## Task instructions
Output the material below in its entirety, exactly as given.

## Listed records
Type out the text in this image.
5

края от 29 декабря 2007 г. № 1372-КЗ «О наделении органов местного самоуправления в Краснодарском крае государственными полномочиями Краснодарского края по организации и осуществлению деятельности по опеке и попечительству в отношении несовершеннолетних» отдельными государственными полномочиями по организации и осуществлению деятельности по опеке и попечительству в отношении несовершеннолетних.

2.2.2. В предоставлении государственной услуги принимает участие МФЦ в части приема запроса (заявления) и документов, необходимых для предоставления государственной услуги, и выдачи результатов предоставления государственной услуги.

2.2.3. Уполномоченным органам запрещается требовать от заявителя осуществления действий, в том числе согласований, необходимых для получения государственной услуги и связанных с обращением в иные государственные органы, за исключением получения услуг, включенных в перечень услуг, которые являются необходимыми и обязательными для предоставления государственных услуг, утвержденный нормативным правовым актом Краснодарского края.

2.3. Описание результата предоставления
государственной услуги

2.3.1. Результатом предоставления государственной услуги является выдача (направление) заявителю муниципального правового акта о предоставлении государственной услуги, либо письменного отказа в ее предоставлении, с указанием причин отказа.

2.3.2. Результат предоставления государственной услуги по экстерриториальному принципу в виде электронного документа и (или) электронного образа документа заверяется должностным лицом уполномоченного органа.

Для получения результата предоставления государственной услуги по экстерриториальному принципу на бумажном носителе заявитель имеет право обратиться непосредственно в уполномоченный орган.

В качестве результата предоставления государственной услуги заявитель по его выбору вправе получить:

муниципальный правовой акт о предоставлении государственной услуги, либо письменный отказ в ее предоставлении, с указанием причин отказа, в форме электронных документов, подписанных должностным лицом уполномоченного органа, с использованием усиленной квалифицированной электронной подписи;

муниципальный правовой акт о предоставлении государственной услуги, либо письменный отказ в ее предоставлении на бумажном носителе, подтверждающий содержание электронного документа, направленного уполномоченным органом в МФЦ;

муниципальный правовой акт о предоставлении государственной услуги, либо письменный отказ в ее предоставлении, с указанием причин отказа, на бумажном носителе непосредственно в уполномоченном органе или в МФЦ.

## Answer for this exercise
Type out the text in this image.
5

края от 29 декабря 2007 г. № 1372-КЗ «О наделении органов местного самоуправления в Краснодарском крае государственными полномочиями Краснодарского края по организации и осуществлению деятельности по опеке и попечительству в отношении несовершеннолетних» отдельными государственными полномочиями по организации и осуществлению деятельности по опеке и попечительству в отношении несовершеннолетних.

2.2.2. В предоставлении государственной услуги принимает участие МФЦ в части приема запроса (заявления) и документов, необходимых для предоставления государственной услуги, и выдачи результатов предоставления государственной услуги.

2.2.3. Уполномоченным органам запрещается требовать от заявителя осуществления действий, в том числе согласований, необходимых для получения государственной услуги и связанных с обращением в иные государственные органы, за исключением получения услуг, включенных в перечень услуг, которые являются необходимыми и обязательными для предоставления государственных услуг, утвержденный нормативным правовым актом Краснодарского края.

2.3. Описание результата предоставления
государственной услуги

2.3.1. Результатом предоставления государственной услуги является выдача (направление) заявителю муниципального правового акта о предоставлении государственной услуги, либо письменного отказа в ее предоставлении, с указанием причин отказа.

2.3.2. Результат предоставления государственной услуги по экстерриториальному принципу в виде электронного документа и (или) электронного образа документа заверяется должностным лицом уполномоченного органа.

Для получения результата предоставления государственной услуги по экстерриториальному принципу на бумажном носителе заявитель имеет право обратиться непосредственно в уполномоченный орган.

В качестве результата предоставления государственной услуги заявитель по его выбору вправе получить:

муниципальный правовой акт о предоставлении государственной услуги, либо письменный отказ в ее предоставлении, с указанием причин отказа, в форме электронных документов, подписанных должностным лицом уполномоченного органа, с использованием усиленной квалифицированной электронной подписи;

муниципальный правовой акт о предоставлении государственной услуги, либо письменный отказ в ее предоставлении на бумажном носителе, подтверждающий содержание электронного документа, направленного уполномоченным органом в МФЦ;

муниципальный правовой акт о предоставлении государственной услуги, либо письменный отказ в ее предоставлении, с указанием причин отказа, на бумажном носителе непосредственно в уполномоченном органе или в МФЦ.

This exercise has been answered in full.